EXERCISE → Repeat the entries that follow verbatim, without any of their pictures.

[Entries taken from a collection]
++++++++++

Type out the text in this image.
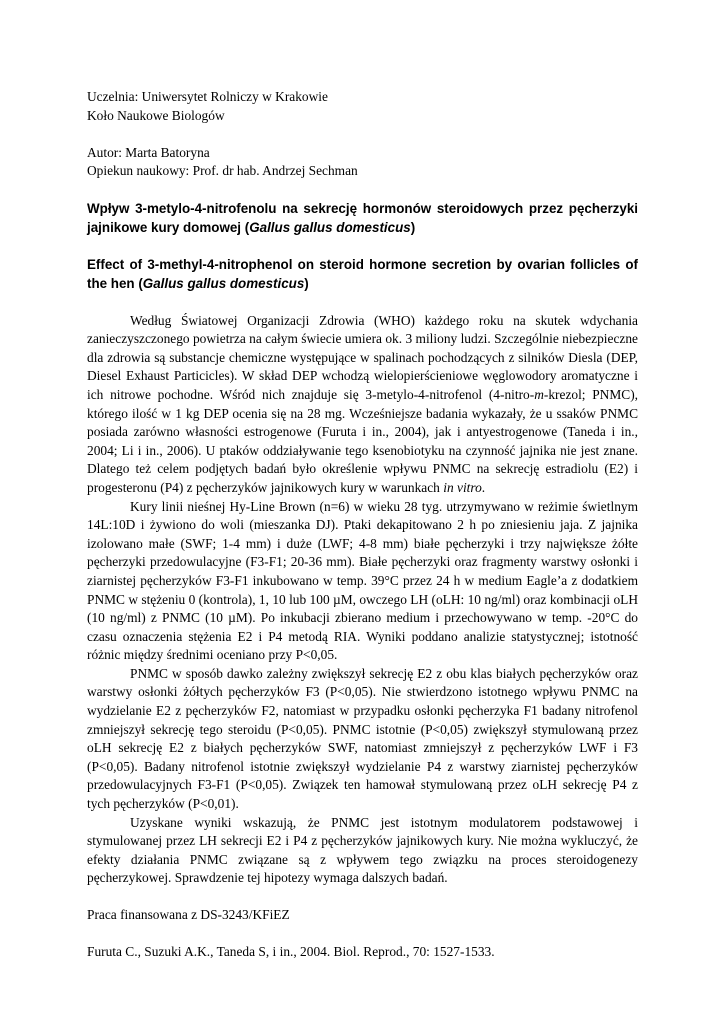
Uczelnia: Uniwersytet Rolniczy w Krakowie
Koło Naukowe Biologów
Autor: Marta Batoryna
Opiekun naukowy: Prof. dr hab. Andrzej Sechman

Wpływ 3-metylo-4-nitrofenolu na sekrecję hormonów steroidowych przez pęcherzyki jajnikowe kury domowej (Gallus gallus domesticus)

Effect of 3-methyl-4-nitrophenol on steroid hormone secretion by ovarian follicles of the hen (Gallus gallus domesticus)

Według Światowej Organizacji Zdrowia (WHO) każdego roku na skutek wdychania zanieczyszczonego powietrza na całym świecie umiera ok. 3 miliony ludzi. Szczególnie niebezpieczne dla zdrowia są substancje chemiczne występujące w spalinach pochodzących z silników Diesla (DEP, Diesel Exhaust Particicles). W skład DEP wchodzą wielopierścieniowe węglowodory aromatyczne i ich nitrowe pochodne. Wśród nich znajduje się 3-metylo-4-nitrofenol (4-nitro-m-krezol; PNMC), którego ilość w 1 kg DEP ocenia się na 28 mg. Wcześniejsze badania wykazały, że u ssaków PNMC posiada zarówno własności estrogenowe (Furuta i in., 2004), jak i antyestrogenowe (Taneda i in., 2004; Li i in., 2006). U ptaków oddziaływanie tego ksenobiotyku na czynność jajnika nie jest znane. Dlatego też celem podjętych badań było określenie wpływu PNMC na sekrecję estradiolu (E2) i progesteronu (P4) z pęcherzyków jajnikowych kury w warunkach in vitro.

Kury linii nieśnej Hy-Line Brown (n=6) w wieku 28 tyg. utrzymywano w reżimie świetlnym 14L:10D i żywiono do woli (mieszanka DJ). Ptaki dekapitowano 2 h po zniesieniu jaja. Z jajnika izolowano małe (SWF; 1-4 mm) i duże (LWF; 4-8 mm) białe pęcherzyki i trzy największe żółte pęcherzyki przedowulacyjne (F3-F1; 20-36 mm). Białe pęcherzyki oraz fragmenty warstwy osłonki i ziarnistej pęcherzyków F3-F1 inkubowano w temp. 39°C przez 24 h w medium Eagle’a z dodatkiem PNMC w stężeniu 0 (kontrola), 1, 10 lub 100 µM, owczego LH (oLH: 10 ng/ml) oraz kombinacji oLH (10 ng/ml) z PNMC (10 µM). Po inkubacji zbierano medium i przechowywano w temp. -20°C do czasu oznaczenia stężenia E2 i P4 metodą RIA. Wyniki poddano analizie statystycznej; istotność różnic między średnimi oceniano przy P<0,05.

PNMC w sposób dawko zależny zwiększył sekrecję E2 z obu klas białych pęcherzyków oraz warstwy osłonki żółtych pęcherzyków F3 (P<0,05). Nie stwierdzono istotnego wpływu PNMC na wydzielanie E2 z pęcherzyków F2, natomiast w przypadku osłonki pęcherzyka F1 badany nitrofenol zmniejszył sekrecję tego steroidu (P<0,05). PNMC istotnie (P<0,05) zwiększył stymulowaną przez oLH sekrecję E2 z białych pęcherzyków SWF, natomiast zmniejszył z pęcherzyków LWF i F3 (P<0,05). Badany nitrofenol istotnie zwiększył wydzielanie P4 z warstwy ziarnistej pęcherzyków przedowulacyjnych F3-F1 (P<0,05). Związek ten hamował stymulowaną przez oLH sekrecję P4 z tych pęcherzyków (P<0,01).

Uzyskane wyniki wskazują, że PNMC jest istotnym modulatorem podstawowej i stymulowanej przez LH sekrecji E2 i P4 z pęcherzyków jajnikowych kury. Nie można wykluczyć, że efekty działania PNMC związane są z wpływem tego związku na proces steroidogenezy pęcherzykowej. Sprawdzenie tej hipotezy wymaga dalszych badań.

Praca finansowana z DS-3243/KFiEZ

Furuta C., Suzuki A.K., Taneda S, i in., 2004. Biol. Reprod., 70: 1527-1533.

++++++++++

TASK SOLUTION →
Type out the text in this image.
Uczelnia: Uniwersytet Rolniczy w Krakowie
Koło Naukowe Biologów
Autor: Marta Batoryna
Opiekun naukowy: Prof. dr hab. Andrzej Sechman

Wpływ 3-metylo-4-nitrofenolu na sekrecję hormonów steroidowych przez pęcherzyki jajnikowe kury domowej (Gallus gallus domesticus)

Effect of 3-methyl-4-nitrophenol on steroid hormone secretion by ovarian follicles of the hen (Gallus gallus domesticus)

Według Światowej Organizacji Zdrowia (WHO) każdego roku na skutek wdychania zanieczyszczonego powietrza na całym świecie umiera ok. 3 miliony ludzi. Szczególnie niebezpieczne dla zdrowia są substancje chemiczne występujące w spalinach pochodzących z silników Diesla (DEP, Diesel Exhaust Particicles). W skład DEP wchodzą wielopierścieniowe węglowodory aromatyczne i ich nitrowe pochodne. Wśród nich znajduje się 3-metylo-4-nitrofenol (4-nitro-m-krezol; PNMC), którego ilość w 1 kg DEP ocenia się na 28 mg. Wcześniejsze badania wykazały, że u ssaków PNMC posiada zarówno własności estrogenowe (Furuta i in., 2004), jak i antyestrogenowe (Taneda i in., 2004; Li i in., 2006). U ptaków oddziaływanie tego ksenobiotyku na czynność jajnika nie jest znane. Dlatego też celem podjętych badań było określenie wpływu PNMC na sekrecję estradiolu (E2) i progesteronu (P4) z pęcherzyków jajnikowych kury w warunkach in vitro.

Kury linii nieśnej Hy-Line Brown (n=6) w wieku 28 tyg. utrzymywano w reżimie świetlnym 14L:10D i żywiono do woli (mieszanka DJ). Ptaki dekapitowano 2 h po zniesieniu jaja. Z jajnika izolowano małe (SWF; 1-4 mm) i duże (LWF; 4-8 mm) białe pęcherzyki i trzy największe żółte pęcherzyki przedowulacyjne (F3-F1; 20-36 mm). Białe pęcherzyki oraz fragmenty warstwy osłonki i ziarnistej pęcherzyków F3-F1 inkubowano w temp. 39°C przez 24 h w medium Eagle’a z dodatkiem PNMC w stężeniu 0 (kontrola), 1, 10 lub 100 µM, owczego LH (oLH: 10 ng/ml) oraz kombinacji oLH (10 ng/ml) z PNMC (10 µM). Po inkubacji zbierano medium i przechowywano w temp. -20°C do czasu oznaczenia stężenia E2 i P4 metodą RIA. Wyniki poddano analizie statystycznej; istotność różnic między średnimi oceniano przy P<0,05.

PNMC w sposób dawko zależny zwiększył sekrecję E2 z obu klas białych pęcherzyków oraz warstwy osłonki żółtych pęcherzyków F3 (P<0,05). Nie stwierdzono istotnego wpływu PNMC na wydzielanie E2 z pęcherzyków F2, natomiast w przypadku osłonki pęcherzyka F1 badany nitrofenol zmniejszył sekrecję tego steroidu (P<0,05). PNMC istotnie (P<0,05) zwiększył stymulowaną przez oLH sekrecję E2 z białych pęcherzyków SWF, natomiast zmniejszył z pęcherzyków LWF i F3 (P<0,05). Badany nitrofenol istotnie zwiększył wydzielanie P4 z warstwy ziarnistej pęcherzyków przedowulacyjnych F3-F1 (P<0,05). Związek ten hamował stymulowaną przez oLH sekrecję P4 z tych pęcherzyków (P<0,01).

Uzyskane wyniki wskazują, że PNMC jest istotnym modulatorem podstawowej i stymulowanej przez LH sekrecji E2 i P4 z pęcherzyków jajnikowych kury. Nie można wykluczyć, że efekty działania PNMC związane są z wpływem tego związku na proces steroidogenezy pęcherzykowej. Sprawdzenie tej hipotezy wymaga dalszych badań.

Praca finansowana z DS-3243/KFiEZ

Furuta C., Suzuki A.K., Taneda S, i in., 2004. Biol. Reprod., 70: 1527-1533.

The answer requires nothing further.